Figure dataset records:
========

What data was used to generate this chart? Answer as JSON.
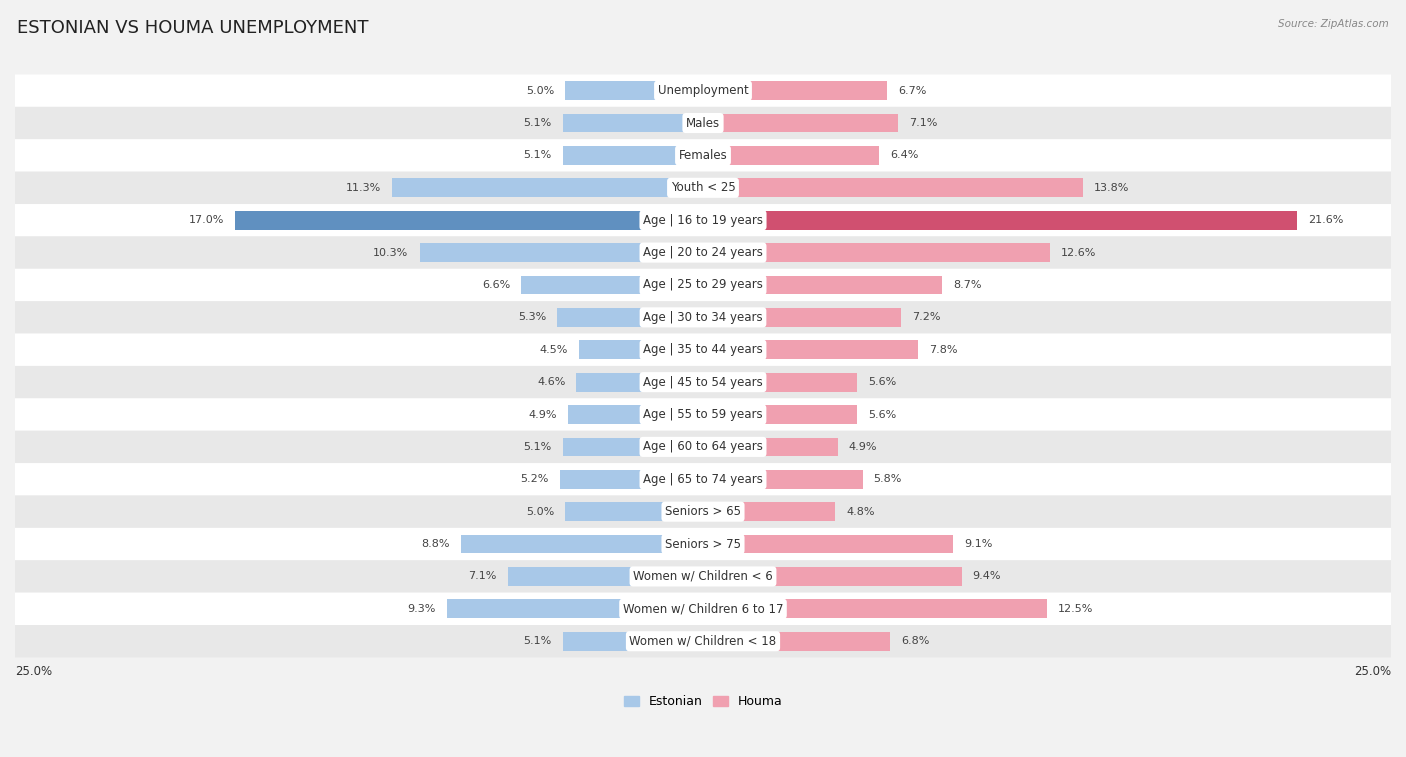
{
  "title": "ESTONIAN VS HOUMA UNEMPLOYMENT",
  "source": "Source: ZipAtlas.com",
  "categories": [
    "Unemployment",
    "Males",
    "Females",
    "Youth < 25",
    "Age | 16 to 19 years",
    "Age | 20 to 24 years",
    "Age | 25 to 29 years",
    "Age | 30 to 34 years",
    "Age | 35 to 44 years",
    "Age | 45 to 54 years",
    "Age | 55 to 59 years",
    "Age | 60 to 64 years",
    "Age | 65 to 74 years",
    "Seniors > 65",
    "Seniors > 75",
    "Women w/ Children < 6",
    "Women w/ Children 6 to 17",
    "Women w/ Children < 18"
  ],
  "estonian": [
    5.0,
    5.1,
    5.1,
    11.3,
    17.0,
    10.3,
    6.6,
    5.3,
    4.5,
    4.6,
    4.9,
    5.1,
    5.2,
    5.0,
    8.8,
    7.1,
    9.3,
    5.1
  ],
  "houma": [
    6.7,
    7.1,
    6.4,
    13.8,
    21.6,
    12.6,
    8.7,
    7.2,
    7.8,
    5.6,
    5.6,
    4.9,
    5.8,
    4.8,
    9.1,
    9.4,
    12.5,
    6.8
  ],
  "estonian_color": "#a8c8e8",
  "houma_color": "#f0a0b0",
  "estonian_highlight_color": "#6090c0",
  "houma_highlight_color": "#d05070",
  "background_color": "#f2f2f2",
  "row_white_color": "#ffffff",
  "row_gray_color": "#e8e8e8",
  "max_value": 25.0,
  "legend_estonian": "Estonian",
  "legend_houma": "Houma",
  "title_fontsize": 13,
  "label_fontsize": 8.5,
  "value_fontsize": 8.0,
  "source_fontsize": 7.5
}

========

**Exercise brief**
Reproduce all the entries that precede this task, word for word, minus any pictures.

**Task result**
What data was used to generate this chart? Answer as JSON.
{
  "title": "ESTONIAN VS HOUMA UNEMPLOYMENT",
  "source": "Source: ZipAtlas.com",
  "categories": [
    "Unemployment",
    "Males",
    "Females",
    "Youth < 25",
    "Age | 16 to 19 years",
    "Age | 20 to 24 years",
    "Age | 25 to 29 years",
    "Age | 30 to 34 years",
    "Age | 35 to 44 years",
    "Age | 45 to 54 years",
    "Age | 55 to 59 years",
    "Age | 60 to 64 years",
    "Age | 65 to 74 years",
    "Seniors > 65",
    "Seniors > 75",
    "Women w/ Children < 6",
    "Women w/ Children 6 to 17",
    "Women w/ Children < 18"
  ],
  "estonian": [
    5.0,
    5.1,
    5.1,
    11.3,
    17.0,
    10.3,
    6.6,
    5.3,
    4.5,
    4.6,
    4.9,
    5.1,
    5.2,
    5.0,
    8.8,
    7.1,
    9.3,
    5.1
  ],
  "houma": [
    6.7,
    7.1,
    6.4,
    13.8,
    21.6,
    12.6,
    8.7,
    7.2,
    7.8,
    5.6,
    5.6,
    4.9,
    5.8,
    4.8,
    9.1,
    9.4,
    12.5,
    6.8
  ],
  "estonian_color": "#a8c8e8",
  "houma_color": "#f0a0b0",
  "estonian_highlight_color": "#6090c0",
  "houma_highlight_color": "#d05070",
  "background_color": "#f2f2f2",
  "row_white_color": "#ffffff",
  "row_gray_color": "#e8e8e8",
  "max_value": 25.0,
  "legend_estonian": "Estonian",
  "legend_houma": "Houma",
  "title_fontsize": 13,
  "label_fontsize": 8.5,
  "value_fontsize": 8.0,
  "source_fontsize": 7.5
}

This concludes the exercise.